* Exercise details *
Reproduce each of the following entries verbatim.

* Provided records *
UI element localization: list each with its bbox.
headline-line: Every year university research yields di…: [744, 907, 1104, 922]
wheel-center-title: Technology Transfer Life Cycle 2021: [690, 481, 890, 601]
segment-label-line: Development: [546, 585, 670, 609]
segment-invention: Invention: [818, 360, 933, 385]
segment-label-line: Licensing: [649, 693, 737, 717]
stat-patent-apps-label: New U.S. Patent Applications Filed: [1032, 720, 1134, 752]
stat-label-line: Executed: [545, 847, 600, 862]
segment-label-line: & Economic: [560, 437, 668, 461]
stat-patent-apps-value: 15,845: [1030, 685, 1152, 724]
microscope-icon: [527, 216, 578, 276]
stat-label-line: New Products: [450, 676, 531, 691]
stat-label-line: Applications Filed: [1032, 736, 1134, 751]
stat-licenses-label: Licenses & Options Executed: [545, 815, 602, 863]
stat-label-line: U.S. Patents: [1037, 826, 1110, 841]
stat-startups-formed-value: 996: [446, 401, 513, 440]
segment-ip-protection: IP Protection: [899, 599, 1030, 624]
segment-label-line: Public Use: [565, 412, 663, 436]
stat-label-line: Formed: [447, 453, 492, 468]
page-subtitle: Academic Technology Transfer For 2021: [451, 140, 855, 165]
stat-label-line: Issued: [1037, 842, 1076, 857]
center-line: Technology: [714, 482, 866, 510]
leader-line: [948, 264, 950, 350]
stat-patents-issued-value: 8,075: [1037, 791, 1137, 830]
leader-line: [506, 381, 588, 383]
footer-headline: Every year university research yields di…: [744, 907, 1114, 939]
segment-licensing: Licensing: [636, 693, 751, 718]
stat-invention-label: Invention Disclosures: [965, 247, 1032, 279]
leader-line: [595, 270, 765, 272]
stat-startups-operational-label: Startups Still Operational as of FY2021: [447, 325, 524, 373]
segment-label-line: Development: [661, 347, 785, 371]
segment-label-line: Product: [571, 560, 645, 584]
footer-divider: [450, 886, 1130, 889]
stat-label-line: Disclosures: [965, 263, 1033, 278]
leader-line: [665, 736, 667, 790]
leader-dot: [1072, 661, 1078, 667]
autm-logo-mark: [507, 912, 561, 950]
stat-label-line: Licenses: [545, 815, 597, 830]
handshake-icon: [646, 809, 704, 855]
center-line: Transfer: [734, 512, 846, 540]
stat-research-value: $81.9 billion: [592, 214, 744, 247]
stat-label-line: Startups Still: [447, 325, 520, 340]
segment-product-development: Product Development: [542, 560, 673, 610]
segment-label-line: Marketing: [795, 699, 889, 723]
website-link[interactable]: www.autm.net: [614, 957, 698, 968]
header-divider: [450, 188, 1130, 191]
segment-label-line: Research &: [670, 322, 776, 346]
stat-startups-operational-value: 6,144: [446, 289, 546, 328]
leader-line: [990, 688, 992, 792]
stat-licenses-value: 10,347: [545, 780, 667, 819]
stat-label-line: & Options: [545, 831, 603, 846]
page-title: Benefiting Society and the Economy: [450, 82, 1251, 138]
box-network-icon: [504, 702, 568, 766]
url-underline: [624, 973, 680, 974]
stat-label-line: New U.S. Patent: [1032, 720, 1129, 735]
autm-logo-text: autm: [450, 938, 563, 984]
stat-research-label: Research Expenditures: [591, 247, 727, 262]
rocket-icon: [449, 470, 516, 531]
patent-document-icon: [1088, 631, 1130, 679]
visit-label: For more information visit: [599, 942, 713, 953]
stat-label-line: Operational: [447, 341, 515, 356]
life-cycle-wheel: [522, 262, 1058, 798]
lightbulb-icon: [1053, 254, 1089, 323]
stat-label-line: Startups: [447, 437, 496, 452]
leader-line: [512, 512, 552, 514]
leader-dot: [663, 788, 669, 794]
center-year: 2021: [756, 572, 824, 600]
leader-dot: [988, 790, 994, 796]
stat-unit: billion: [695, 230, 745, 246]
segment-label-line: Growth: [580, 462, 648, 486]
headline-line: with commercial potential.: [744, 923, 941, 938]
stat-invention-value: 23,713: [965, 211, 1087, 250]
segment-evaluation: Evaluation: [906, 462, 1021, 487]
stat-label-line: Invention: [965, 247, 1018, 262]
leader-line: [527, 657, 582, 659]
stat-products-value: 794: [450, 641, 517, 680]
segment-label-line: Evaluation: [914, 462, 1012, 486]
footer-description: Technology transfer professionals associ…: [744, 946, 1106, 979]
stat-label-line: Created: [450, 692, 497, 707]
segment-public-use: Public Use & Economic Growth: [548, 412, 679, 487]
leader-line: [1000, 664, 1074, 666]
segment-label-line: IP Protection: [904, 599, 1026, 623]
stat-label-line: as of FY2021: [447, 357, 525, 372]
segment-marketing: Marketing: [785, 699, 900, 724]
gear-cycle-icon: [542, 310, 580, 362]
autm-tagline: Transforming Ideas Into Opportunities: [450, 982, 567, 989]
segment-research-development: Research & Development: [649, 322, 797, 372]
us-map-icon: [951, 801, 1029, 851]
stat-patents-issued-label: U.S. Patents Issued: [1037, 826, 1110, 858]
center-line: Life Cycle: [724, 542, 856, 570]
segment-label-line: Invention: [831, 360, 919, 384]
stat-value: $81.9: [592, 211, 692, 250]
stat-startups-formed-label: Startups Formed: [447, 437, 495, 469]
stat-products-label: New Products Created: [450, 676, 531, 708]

* Response to the task *
UI element localization: list each with its bbox.
headline-line: Every year university research yields di…: [744, 907, 1104, 922]
wheel-center-title: Technology Transfer Life Cycle 2021: [690, 481, 890, 601]
segment-label-line: Development: [546, 585, 670, 609]
segment-invention: Invention: [818, 360, 933, 385]
segment-label-line: Licensing: [649, 693, 737, 717]
stat-patent-apps-label: New U.S. Patent Applications Filed: [1032, 720, 1134, 752]
stat-label-line: Executed: [545, 847, 600, 862]
segment-label-line: & Economic: [560, 437, 668, 461]
stat-patent-apps-value: 15,845: [1030, 685, 1152, 724]
microscope-icon: [527, 216, 578, 276]
stat-label-line: New Products: [450, 676, 531, 691]
stat-label-line: Applications Filed: [1032, 736, 1134, 751]
stat-licenses-label: Licenses & Options Executed: [545, 815, 602, 863]
stat-label-line: U.S. Patents: [1037, 826, 1110, 841]
stat-startups-formed-value: 996: [446, 401, 513, 440]
segment-ip-protection: IP Protection: [899, 599, 1030, 624]
segment-label-line: Public Use: [565, 412, 663, 436]
stat-label-line: Formed: [447, 453, 492, 468]
page-subtitle: Academic Technology Transfer For 2021: [451, 140, 855, 165]
stat-label-line: Issued: [1037, 842, 1076, 857]
center-line: Technology: [714, 482, 866, 510]
leader-line: [948, 264, 950, 350]
stat-patents-issued-value: 8,075: [1037, 791, 1137, 830]
leader-line: [506, 381, 588, 383]
footer-headline: Every year university research yields di…: [744, 907, 1114, 939]
segment-licensing: Licensing: [636, 693, 751, 718]
stat-invention-label: Invention Disclosures: [965, 247, 1032, 279]
leader-line: [595, 270, 765, 272]
stat-startups-operational-label: Startups Still Operational as of FY2021: [447, 325, 524, 373]
segment-label-line: Development: [661, 347, 785, 371]
segment-label-line: Product: [571, 560, 645, 584]
footer-divider: [450, 886, 1130, 889]
stat-label-line: Disclosures: [965, 263, 1033, 278]
leader-line: [665, 736, 667, 790]
leader-dot: [1072, 661, 1078, 667]
autm-logo-mark: [507, 912, 561, 950]
stat-label-line: Licenses: [545, 815, 597, 830]
handshake-icon: [646, 809, 704, 855]
center-line: Transfer: [734, 512, 846, 540]
stat-research-value: $81.9 billion: [592, 214, 744, 247]
stat-label-line: Startups Still: [447, 325, 520, 340]
segment-product-development: Product Development: [542, 560, 673, 610]
segment-label-line: Marketing: [795, 699, 889, 723]
website-link[interactable]: www.autm.net: [614, 957, 698, 968]
header-divider: [450, 188, 1130, 191]
segment-label-line: Research &: [670, 322, 776, 346]
stat-startups-operational-value: 6,144: [446, 289, 546, 328]
leader-line: [990, 688, 992, 792]
stat-licenses-value: 10,347: [545, 780, 667, 819]
stat-label-line: & Options: [545, 831, 603, 846]
page-title: Benefiting Society and the Economy: [450, 82, 1251, 138]
box-network-icon: [504, 702, 568, 766]
url-underline: [624, 973, 680, 974]
stat-label-line: New U.S. Patent: [1032, 720, 1129, 735]
autm-logo-text: autm: [450, 938, 563, 984]
stat-research-label: Research Expenditures: [591, 247, 727, 262]
rocket-icon: [449, 470, 516, 531]
patent-document-icon: [1088, 631, 1130, 679]
visit-label: For more information visit: [599, 942, 713, 953]
stat-label-line: Operational: [447, 341, 515, 356]
life-cycle-wheel: [522, 262, 1058, 798]
lightbulb-icon: [1053, 254, 1089, 323]
stat-label-line: Startups: [447, 437, 496, 452]
leader-line: [512, 512, 552, 514]
leader-dot: [663, 788, 669, 794]
center-year: 2021: [756, 572, 824, 600]
leader-dot: [988, 790, 994, 796]
stat-unit: billion: [695, 230, 745, 246]
segment-label-line: Growth: [580, 462, 648, 486]
headline-line: with commercial potential.: [744, 923, 941, 938]
stat-invention-value: 23,713: [965, 211, 1087, 250]
segment-evaluation: Evaluation: [906, 462, 1021, 487]
stat-label-line: Invention: [965, 247, 1018, 262]
leader-line: [527, 657, 582, 659]
stat-products-value: 794: [450, 641, 517, 680]
segment-label-line: Evaluation: [914, 462, 1012, 486]
footer-description: Technology transfer professionals associ…: [744, 946, 1106, 979]
stat-label-line: Created: [450, 692, 497, 707]
segment-public-use: Public Use & Economic Growth: [548, 412, 679, 487]
leader-line: [1000, 664, 1074, 666]
segment-label-line: IP Protection: [904, 599, 1026, 623]
stat-label-line: as of FY2021: [447, 357, 525, 372]
segment-marketing: Marketing: [785, 699, 900, 724]
gear-cycle-icon: [542, 310, 580, 362]
autm-tagline: Transforming Ideas Into Opportunities: [450, 982, 567, 989]
segment-research-development: Research & Development: [649, 322, 797, 372]
us-map-icon: [951, 801, 1029, 851]
stat-patents-issued-label: U.S. Patents Issued: [1037, 826, 1110, 858]
center-line: Life Cycle: [724, 542, 856, 570]
segment-label-line: Invention: [831, 360, 919, 384]
stat-value: $81.9: [592, 211, 692, 250]
stat-startups-formed-label: Startups Formed: [447, 437, 495, 469]
stat-products-label: New Products Created: [450, 676, 531, 708]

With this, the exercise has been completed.